> _INSTRUCTIONS TO FOLLOW_: Go through the material below, count the lines with the word "Volume", and reply with the count alone.

Figure content listings
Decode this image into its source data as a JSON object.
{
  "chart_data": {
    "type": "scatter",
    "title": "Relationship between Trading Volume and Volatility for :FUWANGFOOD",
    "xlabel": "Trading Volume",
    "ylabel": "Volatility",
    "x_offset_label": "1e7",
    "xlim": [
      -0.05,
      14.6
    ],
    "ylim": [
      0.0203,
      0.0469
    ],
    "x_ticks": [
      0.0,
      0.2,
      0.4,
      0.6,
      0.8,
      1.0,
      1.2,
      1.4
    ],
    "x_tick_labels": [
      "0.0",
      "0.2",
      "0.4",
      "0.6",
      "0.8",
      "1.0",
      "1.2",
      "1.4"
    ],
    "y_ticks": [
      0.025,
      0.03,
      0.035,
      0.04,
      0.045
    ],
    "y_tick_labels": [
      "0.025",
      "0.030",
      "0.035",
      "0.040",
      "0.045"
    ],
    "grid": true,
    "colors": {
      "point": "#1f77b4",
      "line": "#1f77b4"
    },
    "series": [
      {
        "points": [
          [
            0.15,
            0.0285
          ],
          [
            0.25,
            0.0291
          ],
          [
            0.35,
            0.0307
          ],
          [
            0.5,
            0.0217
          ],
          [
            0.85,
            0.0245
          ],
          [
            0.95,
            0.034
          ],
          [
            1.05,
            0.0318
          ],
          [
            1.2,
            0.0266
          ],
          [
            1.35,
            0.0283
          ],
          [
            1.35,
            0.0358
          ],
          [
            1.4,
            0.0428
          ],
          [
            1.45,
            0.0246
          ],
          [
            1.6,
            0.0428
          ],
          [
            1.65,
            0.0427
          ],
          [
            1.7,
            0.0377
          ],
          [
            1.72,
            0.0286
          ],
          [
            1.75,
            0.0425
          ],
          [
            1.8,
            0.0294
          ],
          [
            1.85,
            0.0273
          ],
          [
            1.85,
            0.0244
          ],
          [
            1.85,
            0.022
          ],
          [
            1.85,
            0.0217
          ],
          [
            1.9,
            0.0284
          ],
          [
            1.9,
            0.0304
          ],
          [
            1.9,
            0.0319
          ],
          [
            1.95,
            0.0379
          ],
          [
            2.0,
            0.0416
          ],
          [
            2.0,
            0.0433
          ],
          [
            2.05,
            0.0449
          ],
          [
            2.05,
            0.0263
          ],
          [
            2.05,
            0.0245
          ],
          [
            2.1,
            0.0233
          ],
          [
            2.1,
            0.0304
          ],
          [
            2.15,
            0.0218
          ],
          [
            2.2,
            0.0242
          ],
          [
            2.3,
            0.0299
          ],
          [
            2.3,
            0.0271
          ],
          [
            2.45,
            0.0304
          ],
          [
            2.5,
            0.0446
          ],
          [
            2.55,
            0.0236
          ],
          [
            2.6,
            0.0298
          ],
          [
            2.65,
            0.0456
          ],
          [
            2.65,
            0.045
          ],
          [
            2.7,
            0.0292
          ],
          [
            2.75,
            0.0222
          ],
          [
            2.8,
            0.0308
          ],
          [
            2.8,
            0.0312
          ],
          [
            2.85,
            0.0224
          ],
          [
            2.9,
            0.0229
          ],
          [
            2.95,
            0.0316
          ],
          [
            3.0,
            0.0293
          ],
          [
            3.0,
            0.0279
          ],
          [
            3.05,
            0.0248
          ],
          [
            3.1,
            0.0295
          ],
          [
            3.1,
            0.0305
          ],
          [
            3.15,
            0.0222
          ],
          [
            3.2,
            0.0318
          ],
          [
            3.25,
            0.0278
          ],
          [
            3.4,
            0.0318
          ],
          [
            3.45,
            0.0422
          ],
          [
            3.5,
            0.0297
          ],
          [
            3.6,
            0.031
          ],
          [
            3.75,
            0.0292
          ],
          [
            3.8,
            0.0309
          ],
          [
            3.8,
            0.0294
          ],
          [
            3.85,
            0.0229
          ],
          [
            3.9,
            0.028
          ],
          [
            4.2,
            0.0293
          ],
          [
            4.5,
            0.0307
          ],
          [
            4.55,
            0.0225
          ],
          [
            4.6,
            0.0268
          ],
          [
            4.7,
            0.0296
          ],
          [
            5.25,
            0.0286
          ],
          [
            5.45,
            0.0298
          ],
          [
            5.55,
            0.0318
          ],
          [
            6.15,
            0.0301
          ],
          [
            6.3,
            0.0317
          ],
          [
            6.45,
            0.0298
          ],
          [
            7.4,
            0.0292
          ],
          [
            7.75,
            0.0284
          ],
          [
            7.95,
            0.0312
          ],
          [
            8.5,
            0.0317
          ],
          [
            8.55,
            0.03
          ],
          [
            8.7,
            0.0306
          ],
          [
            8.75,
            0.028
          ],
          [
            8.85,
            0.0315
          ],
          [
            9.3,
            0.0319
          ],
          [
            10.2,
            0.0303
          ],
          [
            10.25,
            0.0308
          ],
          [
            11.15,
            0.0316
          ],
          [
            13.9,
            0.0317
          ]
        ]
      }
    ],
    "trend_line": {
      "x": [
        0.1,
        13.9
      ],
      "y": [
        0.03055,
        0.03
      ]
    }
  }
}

> _WORKED ANSWER_: 2